= Task requirements =
Extract the entries in their exact form.

= Data shown =
----------
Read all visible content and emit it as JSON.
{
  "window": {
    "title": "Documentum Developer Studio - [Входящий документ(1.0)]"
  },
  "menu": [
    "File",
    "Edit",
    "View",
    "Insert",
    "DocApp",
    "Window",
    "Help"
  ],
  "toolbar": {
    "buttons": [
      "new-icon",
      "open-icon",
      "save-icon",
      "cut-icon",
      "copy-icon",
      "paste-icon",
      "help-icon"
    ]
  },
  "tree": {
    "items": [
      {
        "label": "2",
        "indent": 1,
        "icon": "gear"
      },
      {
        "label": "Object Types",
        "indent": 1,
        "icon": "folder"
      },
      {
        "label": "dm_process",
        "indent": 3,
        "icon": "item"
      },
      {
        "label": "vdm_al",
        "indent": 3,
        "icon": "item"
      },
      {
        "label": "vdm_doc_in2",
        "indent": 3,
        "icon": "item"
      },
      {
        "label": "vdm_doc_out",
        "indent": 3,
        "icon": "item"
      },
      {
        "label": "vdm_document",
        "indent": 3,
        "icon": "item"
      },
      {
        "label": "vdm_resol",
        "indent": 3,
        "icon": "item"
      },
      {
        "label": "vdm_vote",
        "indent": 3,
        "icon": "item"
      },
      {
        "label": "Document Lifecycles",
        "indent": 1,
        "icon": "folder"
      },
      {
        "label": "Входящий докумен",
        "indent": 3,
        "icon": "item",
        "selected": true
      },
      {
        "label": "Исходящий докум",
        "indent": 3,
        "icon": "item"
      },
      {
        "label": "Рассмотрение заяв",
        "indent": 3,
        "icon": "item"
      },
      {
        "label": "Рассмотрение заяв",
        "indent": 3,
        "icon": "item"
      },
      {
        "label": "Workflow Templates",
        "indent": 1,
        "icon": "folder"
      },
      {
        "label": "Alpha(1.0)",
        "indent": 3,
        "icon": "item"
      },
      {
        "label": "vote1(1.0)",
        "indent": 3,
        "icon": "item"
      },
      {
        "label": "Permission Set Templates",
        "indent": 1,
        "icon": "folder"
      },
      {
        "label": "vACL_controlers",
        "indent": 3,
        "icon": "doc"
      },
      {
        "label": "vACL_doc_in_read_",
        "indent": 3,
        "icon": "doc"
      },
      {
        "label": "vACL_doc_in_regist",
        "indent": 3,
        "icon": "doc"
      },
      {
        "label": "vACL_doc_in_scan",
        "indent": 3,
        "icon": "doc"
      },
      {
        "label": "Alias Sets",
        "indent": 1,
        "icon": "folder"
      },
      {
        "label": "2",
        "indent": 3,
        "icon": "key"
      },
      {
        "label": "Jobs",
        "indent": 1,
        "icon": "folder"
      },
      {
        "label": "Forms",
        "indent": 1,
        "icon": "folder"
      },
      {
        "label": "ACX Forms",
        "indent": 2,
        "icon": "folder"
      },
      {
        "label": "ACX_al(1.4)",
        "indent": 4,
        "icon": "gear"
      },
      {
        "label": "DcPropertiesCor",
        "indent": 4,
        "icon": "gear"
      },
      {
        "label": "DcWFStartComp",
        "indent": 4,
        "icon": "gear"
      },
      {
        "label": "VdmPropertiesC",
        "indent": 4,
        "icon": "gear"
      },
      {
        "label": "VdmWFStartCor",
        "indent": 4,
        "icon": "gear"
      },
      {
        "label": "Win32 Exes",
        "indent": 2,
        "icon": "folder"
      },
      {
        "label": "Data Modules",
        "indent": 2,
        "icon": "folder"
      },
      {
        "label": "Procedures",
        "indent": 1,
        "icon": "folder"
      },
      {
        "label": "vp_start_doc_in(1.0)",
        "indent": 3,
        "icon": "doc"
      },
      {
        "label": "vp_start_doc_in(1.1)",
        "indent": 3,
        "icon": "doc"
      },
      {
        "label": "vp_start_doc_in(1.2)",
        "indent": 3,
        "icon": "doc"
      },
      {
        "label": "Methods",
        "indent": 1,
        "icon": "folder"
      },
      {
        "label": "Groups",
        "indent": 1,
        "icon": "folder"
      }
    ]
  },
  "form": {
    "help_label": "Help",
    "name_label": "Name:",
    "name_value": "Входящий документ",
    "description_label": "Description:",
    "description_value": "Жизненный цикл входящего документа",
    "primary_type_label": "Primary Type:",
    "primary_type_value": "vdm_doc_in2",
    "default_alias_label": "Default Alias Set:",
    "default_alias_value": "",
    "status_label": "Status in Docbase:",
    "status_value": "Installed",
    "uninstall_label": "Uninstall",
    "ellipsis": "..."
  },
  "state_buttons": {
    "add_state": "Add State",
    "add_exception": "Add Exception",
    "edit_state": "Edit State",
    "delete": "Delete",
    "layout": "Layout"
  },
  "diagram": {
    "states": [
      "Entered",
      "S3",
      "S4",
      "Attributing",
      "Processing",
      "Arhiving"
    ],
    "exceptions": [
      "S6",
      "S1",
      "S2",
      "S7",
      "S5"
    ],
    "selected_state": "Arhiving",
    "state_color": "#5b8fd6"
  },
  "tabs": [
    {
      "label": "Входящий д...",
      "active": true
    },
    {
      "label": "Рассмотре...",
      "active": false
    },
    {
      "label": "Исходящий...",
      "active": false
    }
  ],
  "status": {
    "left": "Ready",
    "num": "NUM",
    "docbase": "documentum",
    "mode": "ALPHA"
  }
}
----------
= Solution to this task =
Read all visible content and emit it as JSON.
{
  "window": {
    "title": "Documentum Developer Studio - [Входящий документ(1.0)]"
  },
  "menu": [
    "File",
    "Edit",
    "View",
    "Insert",
    "DocApp",
    "Window",
    "Help"
  ],
  "toolbar": {
    "buttons": [
      "new-icon",
      "open-icon",
      "save-icon",
      "cut-icon",
      "copy-icon",
      "paste-icon",
      "help-icon"
    ]
  },
  "tree": {
    "items": [
      {
        "label": "2",
        "indent": 1,
        "icon": "gear"
      },
      {
        "label": "Object Types",
        "indent": 1,
        "icon": "folder"
      },
      {
        "label": "dm_process",
        "indent": 3,
        "icon": "item"
      },
      {
        "label": "vdm_al",
        "indent": 3,
        "icon": "item"
      },
      {
        "label": "vdm_doc_in2",
        "indent": 3,
        "icon": "item"
      },
      {
        "label": "vdm_doc_out",
        "indent": 3,
        "icon": "item"
      },
      {
        "label": "vdm_document",
        "indent": 3,
        "icon": "item"
      },
      {
        "label": "vdm_resol",
        "indent": 3,
        "icon": "item"
      },
      {
        "label": "vdm_vote",
        "indent": 3,
        "icon": "item"
      },
      {
        "label": "Document Lifecycles",
        "indent": 1,
        "icon": "folder"
      },
      {
        "label": "Входящий докумен",
        "indent": 3,
        "icon": "item",
        "selected": true
      },
      {
        "label": "Исходящий докум",
        "indent": 3,
        "icon": "item"
      },
      {
        "label": "Рассмотрение заяв",
        "indent": 3,
        "icon": "item"
      },
      {
        "label": "Рассмотрение заяв",
        "indent": 3,
        "icon": "item"
      },
      {
        "label": "Workflow Templates",
        "indent": 1,
        "icon": "folder"
      },
      {
        "label": "Alpha(1.0)",
        "indent": 3,
        "icon": "item"
      },
      {
        "label": "vote1(1.0)",
        "indent": 3,
        "icon": "item"
      },
      {
        "label": "Permission Set Templates",
        "indent": 1,
        "icon": "folder"
      },
      {
        "label": "vACL_controlers",
        "indent": 3,
        "icon": "doc"
      },
      {
        "label": "vACL_doc_in_read_",
        "indent": 3,
        "icon": "doc"
      },
      {
        "label": "vACL_doc_in_regist",
        "indent": 3,
        "icon": "doc"
      },
      {
        "label": "vACL_doc_in_scan",
        "indent": 3,
        "icon": "doc"
      },
      {
        "label": "Alias Sets",
        "indent": 1,
        "icon": "folder"
      },
      {
        "label": "2",
        "indent": 3,
        "icon": "key"
      },
      {
        "label": "Jobs",
        "indent": 1,
        "icon": "folder"
      },
      {
        "label": "Forms",
        "indent": 1,
        "icon": "folder"
      },
      {
        "label": "ACX Forms",
        "indent": 2,
        "icon": "folder"
      },
      {
        "label": "ACX_al(1.4)",
        "indent": 4,
        "icon": "gear"
      },
      {
        "label": "DcPropertiesCor",
        "indent": 4,
        "icon": "gear"
      },
      {
        "label": "DcWFStartComp",
        "indent": 4,
        "icon": "gear"
      },
      {
        "label": "VdmPropertiesC",
        "indent": 4,
        "icon": "gear"
      },
      {
        "label": "VdmWFStartCor",
        "indent": 4,
        "icon": "gear"
      },
      {
        "label": "Win32 Exes",
        "indent": 2,
        "icon": "folder"
      },
      {
        "label": "Data Modules",
        "indent": 2,
        "icon": "folder"
      },
      {
        "label": "Procedures",
        "indent": 1,
        "icon": "folder"
      },
      {
        "label": "vp_start_doc_in(1.0)",
        "indent": 3,
        "icon": "doc"
      },
      {
        "label": "vp_start_doc_in(1.1)",
        "indent": 3,
        "icon": "doc"
      },
      {
        "label": "vp_start_doc_in(1.2)",
        "indent": 3,
        "icon": "doc"
      },
      {
        "label": "Methods",
        "indent": 1,
        "icon": "folder"
      },
      {
        "label": "Groups",
        "indent": 1,
        "icon": "folder"
      }
    ]
  },
  "form": {
    "help_label": "Help",
    "name_label": "Name:",
    "name_value": "Входящий документ",
    "description_label": "Description:",
    "description_value": "Жизненный цикл входящего документа",
    "primary_type_label": "Primary Type:",
    "primary_type_value": "vdm_doc_in2",
    "default_alias_label": "Default Alias Set:",
    "default_alias_value": "",
    "status_label": "Status in Docbase:",
    "status_value": "Installed",
    "uninstall_label": "Uninstall",
    "ellipsis": "..."
  },
  "state_buttons": {
    "add_state": "Add State",
    "add_exception": "Add Exception",
    "edit_state": "Edit State",
    "delete": "Delete",
    "layout": "Layout"
  },
  "diagram": {
    "states": [
      "Entered",
      "S3",
      "S4",
      "Attributing",
      "Processing",
      "Arhiving"
    ],
    "exceptions": [
      "S6",
      "S1",
      "S2",
      "S7",
      "S5"
    ],
    "selected_state": "Arhiving",
    "state_color": "#5b8fd6"
  },
  "tabs": [
    {
      "label": "Входящий д...",
      "active": true
    },
    {
      "label": "Рассмотре...",
      "active": false
    },
    {
      "label": "Исходящий...",
      "active": false
    }
  ],
  "status": {
    "left": "Ready",
    "num": "NUM",
    "docbase": "documentum",
    "mode": "ALPHA"
  }
}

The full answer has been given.